* Start *
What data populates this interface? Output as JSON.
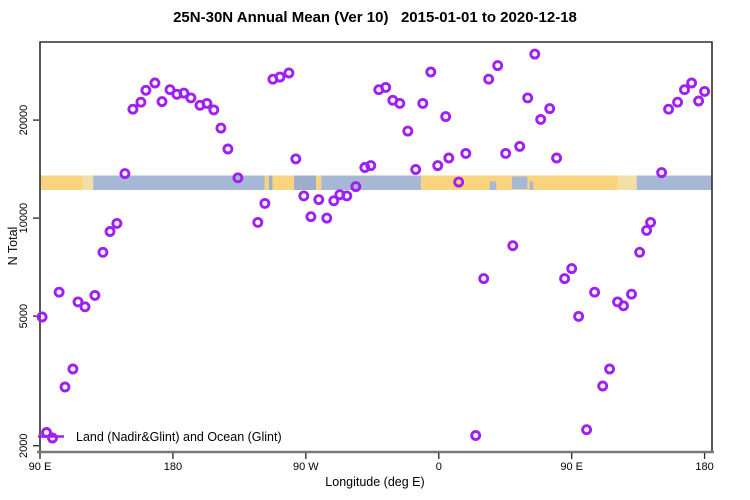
{
  "colors": {
    "point_purple": "#A020F0",
    "land": "#FAD37E",
    "land_light": "#F2DFA4",
    "ocean": "#A6B8D6",
    "ocean_dark": "#9DAECB",
    "box_border": "#2F2F2F",
    "bottom_axis": "#787878",
    "tick": "#333333",
    "text": "#000000"
  },
  "chart_data": {
    "type": "scatter",
    "title": "25N-30N Annual Mean (Ver 10)   2015-01-01 to 2020-12-18",
    "xlabel": "Longitude (deg E)",
    "ylabel": "N Total",
    "x_axis": {
      "scale": "linear",
      "unit": "deg E continuous eastward from 90E",
      "range": [
        90,
        545
      ],
      "ticks": [
        {
          "value": 90,
          "label": "90 E"
        },
        {
          "value": 180,
          "label": "180"
        },
        {
          "value": 270,
          "label": "90 W"
        },
        {
          "value": 360,
          "label": "0"
        },
        {
          "value": 450,
          "label": "90 E"
        },
        {
          "value": 540,
          "label": "180"
        }
      ]
    },
    "y_axis": {
      "scale": "log",
      "range": [
        1900,
        35000
      ],
      "ticks": [
        {
          "value": 2000,
          "label": "2000"
        },
        {
          "value": 5000,
          "label": "5000"
        },
        {
          "value": 10000,
          "label": "10000"
        },
        {
          "value": 20000,
          "label": "20000"
        }
      ],
      "grid": false
    },
    "legend": {
      "label": "Land (Nadir&Glint) and Ocean (Glint)",
      "position": "bottom-left",
      "symbol": "two overlapping purple open circles on a purple line"
    },
    "map_strip": {
      "description": "land/ocean band along 25N-30N drawn across plot at N≈12300-13500",
      "value_band": [
        12300,
        13500
      ],
      "segments": [
        {
          "from": 90,
          "to": 119,
          "type": "land"
        },
        {
          "from": 119,
          "to": 126,
          "type": "land_light"
        },
        {
          "from": 126,
          "to": 242,
          "type": "ocean"
        },
        {
          "from": 242,
          "to": 245,
          "type": "land"
        },
        {
          "from": 245,
          "to": 247.5,
          "type": "ocean_dark"
        },
        {
          "from": 247.5,
          "to": 262,
          "type": "land"
        },
        {
          "from": 262,
          "to": 277,
          "type": "ocean_dark"
        },
        {
          "from": 277,
          "to": 280.5,
          "type": "land"
        },
        {
          "from": 280.5,
          "to": 348,
          "type": "ocean"
        },
        {
          "from": 348,
          "to": 481,
          "type": "land"
        },
        {
          "from": 481,
          "to": 494,
          "type": "land_light"
        },
        {
          "from": 494,
          "to": 545,
          "type": "ocean"
        }
      ],
      "lakes": [
        {
          "from": 394.5,
          "to": 399,
          "full": false
        },
        {
          "from": 409.5,
          "to": 420,
          "full": true
        },
        {
          "from": 421.5,
          "to": 424,
          "full": false
        }
      ]
    },
    "points": [
      [
        152.9,
        21600
      ],
      [
        158.3,
        22700
      ],
      [
        161.7,
        24700
      ],
      [
        167.8,
        26000
      ],
      [
        172.6,
        22800
      ],
      [
        178.0,
        24800
      ],
      [
        182.7,
        24000
      ],
      [
        187.4,
        24200
      ],
      [
        192.2,
        23400
      ],
      [
        198.3,
        22200
      ],
      [
        203.0,
        22500
      ],
      [
        207.7,
        21500
      ],
      [
        212.5,
        18900
      ],
      [
        217.2,
        16300
      ],
      [
        147.5,
        13700
      ],
      [
        224.0,
        13300
      ],
      [
        247.7,
        26700
      ],
      [
        252.4,
        27100
      ],
      [
        258.5,
        27900
      ],
      [
        319.4,
        24800
      ],
      [
        324.1,
        25200
      ],
      [
        328.9,
        23000
      ],
      [
        333.6,
        22500
      ],
      [
        349.2,
        22500
      ],
      [
        354.6,
        28100
      ],
      [
        364.7,
        20500
      ],
      [
        339.0,
        18500
      ],
      [
        393.8,
        26700
      ],
      [
        263.2,
        15200
      ],
      [
        309.9,
        14300
      ],
      [
        314.0,
        14500
      ],
      [
        344.4,
        14100
      ],
      [
        359.3,
        14500
      ],
      [
        366.8,
        15300
      ],
      [
        378.3,
        15800
      ],
      [
        425.0,
        31900
      ],
      [
        399.9,
        29400
      ],
      [
        420.2,
        23400
      ],
      [
        435.1,
        21700
      ],
      [
        429.0,
        20100
      ],
      [
        414.8,
        16600
      ],
      [
        405.3,
        15800
      ],
      [
        439.8,
        15300
      ],
      [
        515.6,
        21600
      ],
      [
        521.7,
        22700
      ],
      [
        526.4,
        24800
      ],
      [
        531.2,
        26000
      ],
      [
        540.0,
        24500
      ],
      [
        535.9,
        22900
      ],
      [
        510.9,
        13800
      ],
      [
        142.1,
        9630
      ],
      [
        137.4,
        9100
      ],
      [
        132.6,
        7850
      ],
      [
        102.9,
        5920
      ],
      [
        115.7,
        5530
      ],
      [
        127.2,
        5790
      ],
      [
        120.5,
        5340
      ],
      [
        91.4,
        4970
      ],
      [
        242.3,
        11100
      ],
      [
        237.5,
        9700
      ],
      [
        268.6,
        11700
      ],
      [
        278.8,
        11400
      ],
      [
        288.9,
        11300
      ],
      [
        293.0,
        11800
      ],
      [
        297.7,
        11700
      ],
      [
        303.8,
        12500
      ],
      [
        273.4,
        10100
      ],
      [
        284.2,
        10000
      ],
      [
        390.4,
        6520
      ],
      [
        373.5,
        12900
      ],
      [
        410.1,
        8230
      ],
      [
        503.4,
        9700
      ],
      [
        500.7,
        9170
      ],
      [
        496.0,
        7850
      ],
      [
        450.0,
        7000
      ],
      [
        445.2,
        6520
      ],
      [
        465.5,
        5920
      ],
      [
        481.1,
        5530
      ],
      [
        485.1,
        5380
      ],
      [
        490.5,
        5840
      ],
      [
        454.7,
        4990
      ],
      [
        112.3,
        3440
      ],
      [
        106.9,
        3030
      ],
      [
        385.0,
        2150
      ],
      [
        475.7,
        3440
      ],
      [
        471.0,
        3050
      ],
      [
        460.1,
        2240
      ]
    ]
  }
}
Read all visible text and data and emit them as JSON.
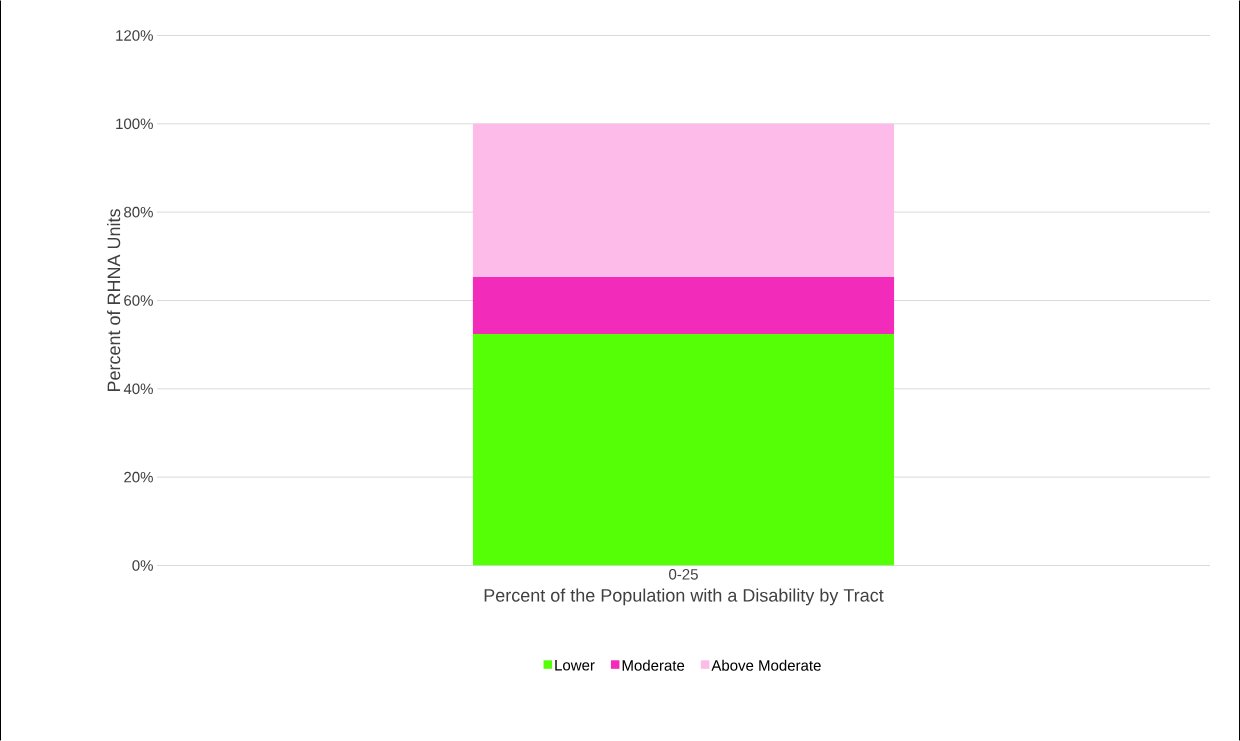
* End *
# Stated problem:
Every line of the records that includes the word "JSON" should be gathered.

# Solution to this exercise:
What data populates this interface? Output as JSON.
Read all visible text and data and emit them as JSON.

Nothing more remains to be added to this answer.